Copy everything in the listing below word for word, apart from any images.

-- start Given records --

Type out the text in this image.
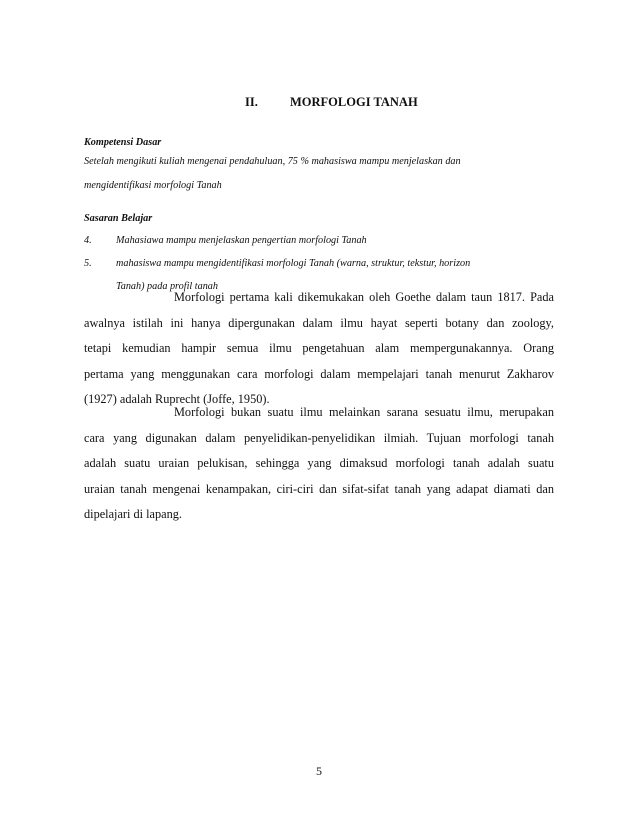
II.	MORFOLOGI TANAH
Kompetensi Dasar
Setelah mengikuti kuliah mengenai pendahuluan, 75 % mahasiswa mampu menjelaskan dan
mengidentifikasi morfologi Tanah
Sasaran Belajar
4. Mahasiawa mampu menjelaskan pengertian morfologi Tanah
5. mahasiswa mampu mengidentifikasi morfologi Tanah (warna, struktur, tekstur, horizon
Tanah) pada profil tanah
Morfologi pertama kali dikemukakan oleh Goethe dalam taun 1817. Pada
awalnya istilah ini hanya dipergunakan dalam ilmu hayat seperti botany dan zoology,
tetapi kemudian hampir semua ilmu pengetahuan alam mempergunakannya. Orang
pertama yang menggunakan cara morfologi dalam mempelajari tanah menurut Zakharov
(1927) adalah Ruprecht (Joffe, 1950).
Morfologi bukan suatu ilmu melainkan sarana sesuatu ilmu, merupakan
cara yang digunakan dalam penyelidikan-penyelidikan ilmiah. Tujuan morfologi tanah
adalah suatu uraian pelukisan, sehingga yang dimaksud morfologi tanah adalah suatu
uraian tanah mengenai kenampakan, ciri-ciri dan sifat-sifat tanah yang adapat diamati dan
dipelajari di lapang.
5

-- end Given records --

#### [Output of the exercise]
Type out the text in this image.
II.	MORFOLOGI TANAH
Kompetensi Dasar
Setelah mengikuti kuliah mengenai pendahuluan, 75 % mahasiswa mampu menjelaskan dan
mengidentifikasi morfologi Tanah
Sasaran Belajar
4. Mahasiawa mampu menjelaskan pengertian morfologi Tanah
5. mahasiswa mampu mengidentifikasi morfologi Tanah (warna, struktur, tekstur, horizon
Tanah) pada profil tanah
Morfologi pertama kali dikemukakan oleh Goethe dalam taun 1817. Pada
awalnya istilah ini hanya dipergunakan dalam ilmu hayat seperti botany dan zoology,
tetapi kemudian hampir semua ilmu pengetahuan alam mempergunakannya. Orang
pertama yang menggunakan cara morfologi dalam mempelajari tanah menurut Zakharov
(1927) adalah Ruprecht (Joffe, 1950).
Morfologi bukan suatu ilmu melainkan sarana sesuatu ilmu, merupakan
cara yang digunakan dalam penyelidikan-penyelidikan ilmiah. Tujuan morfologi tanah
adalah suatu uraian pelukisan, sehingga yang dimaksud morfologi tanah adalah suatu
uraian tanah mengenai kenampakan, ciri-ciri dan sifat-sifat tanah yang adapat diamati dan
dipelajari di lapang.
5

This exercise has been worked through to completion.